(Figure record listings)
──────────────────────────────
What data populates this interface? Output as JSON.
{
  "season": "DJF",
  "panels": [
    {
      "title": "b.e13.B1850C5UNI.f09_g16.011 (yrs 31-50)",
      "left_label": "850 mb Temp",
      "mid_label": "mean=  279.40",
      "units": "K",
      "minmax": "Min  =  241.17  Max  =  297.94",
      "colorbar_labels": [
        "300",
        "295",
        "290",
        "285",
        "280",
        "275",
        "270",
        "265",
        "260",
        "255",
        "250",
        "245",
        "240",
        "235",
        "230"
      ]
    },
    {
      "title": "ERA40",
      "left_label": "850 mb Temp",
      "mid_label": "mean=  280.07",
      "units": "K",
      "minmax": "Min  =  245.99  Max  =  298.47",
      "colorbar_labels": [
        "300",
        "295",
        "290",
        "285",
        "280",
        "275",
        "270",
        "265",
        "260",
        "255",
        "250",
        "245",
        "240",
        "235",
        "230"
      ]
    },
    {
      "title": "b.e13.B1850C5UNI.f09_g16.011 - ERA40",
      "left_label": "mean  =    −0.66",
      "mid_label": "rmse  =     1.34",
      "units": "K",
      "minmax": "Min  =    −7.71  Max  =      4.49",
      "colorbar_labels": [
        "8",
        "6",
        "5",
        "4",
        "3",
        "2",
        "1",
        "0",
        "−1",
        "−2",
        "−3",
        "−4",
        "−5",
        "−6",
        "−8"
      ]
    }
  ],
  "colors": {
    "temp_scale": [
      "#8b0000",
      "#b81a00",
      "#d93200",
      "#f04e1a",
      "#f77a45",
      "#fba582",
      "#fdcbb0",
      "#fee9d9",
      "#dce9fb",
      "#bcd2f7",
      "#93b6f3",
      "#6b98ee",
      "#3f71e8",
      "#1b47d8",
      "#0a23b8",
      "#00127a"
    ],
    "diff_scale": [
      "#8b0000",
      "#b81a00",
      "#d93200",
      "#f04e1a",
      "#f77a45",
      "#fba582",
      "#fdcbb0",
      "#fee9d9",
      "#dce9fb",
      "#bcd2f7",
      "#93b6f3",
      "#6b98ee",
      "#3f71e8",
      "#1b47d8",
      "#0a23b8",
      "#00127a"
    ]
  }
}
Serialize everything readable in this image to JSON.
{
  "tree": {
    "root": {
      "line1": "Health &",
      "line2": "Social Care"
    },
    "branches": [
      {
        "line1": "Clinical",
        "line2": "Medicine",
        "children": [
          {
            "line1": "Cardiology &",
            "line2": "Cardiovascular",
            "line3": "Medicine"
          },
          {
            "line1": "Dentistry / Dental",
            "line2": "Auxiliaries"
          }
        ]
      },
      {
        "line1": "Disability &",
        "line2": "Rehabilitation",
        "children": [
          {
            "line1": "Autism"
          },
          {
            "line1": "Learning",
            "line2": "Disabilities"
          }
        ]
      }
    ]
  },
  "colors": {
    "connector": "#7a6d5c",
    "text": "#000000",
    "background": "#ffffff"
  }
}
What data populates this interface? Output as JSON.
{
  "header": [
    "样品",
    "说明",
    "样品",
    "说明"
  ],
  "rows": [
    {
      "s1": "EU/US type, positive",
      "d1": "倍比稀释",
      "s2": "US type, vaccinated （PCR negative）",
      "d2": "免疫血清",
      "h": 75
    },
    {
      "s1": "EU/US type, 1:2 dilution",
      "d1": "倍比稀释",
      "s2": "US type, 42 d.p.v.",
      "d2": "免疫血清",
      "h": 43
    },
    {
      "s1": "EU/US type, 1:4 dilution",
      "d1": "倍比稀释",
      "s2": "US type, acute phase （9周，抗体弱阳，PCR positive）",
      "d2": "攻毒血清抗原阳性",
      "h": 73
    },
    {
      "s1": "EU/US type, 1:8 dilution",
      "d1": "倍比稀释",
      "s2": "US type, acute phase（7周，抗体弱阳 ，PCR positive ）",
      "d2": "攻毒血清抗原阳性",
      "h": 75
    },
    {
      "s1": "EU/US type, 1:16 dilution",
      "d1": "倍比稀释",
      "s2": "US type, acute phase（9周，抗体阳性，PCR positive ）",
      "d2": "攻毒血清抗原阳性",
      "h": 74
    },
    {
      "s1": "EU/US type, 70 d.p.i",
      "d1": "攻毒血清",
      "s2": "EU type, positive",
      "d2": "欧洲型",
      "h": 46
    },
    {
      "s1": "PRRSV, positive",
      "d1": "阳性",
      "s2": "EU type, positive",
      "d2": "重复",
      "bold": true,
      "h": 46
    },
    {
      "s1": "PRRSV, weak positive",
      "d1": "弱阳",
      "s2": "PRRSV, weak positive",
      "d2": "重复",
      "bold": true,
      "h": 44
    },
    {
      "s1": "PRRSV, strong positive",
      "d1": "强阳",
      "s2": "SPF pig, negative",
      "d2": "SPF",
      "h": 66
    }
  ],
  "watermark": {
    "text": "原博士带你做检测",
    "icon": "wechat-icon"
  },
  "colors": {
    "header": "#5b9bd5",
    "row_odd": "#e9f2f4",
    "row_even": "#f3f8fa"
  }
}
──────────────────────────────
- Exercise brief:
Count every line in the data that contains the word "negative", then give that count and nothing else.

- Answer to this exercise:
2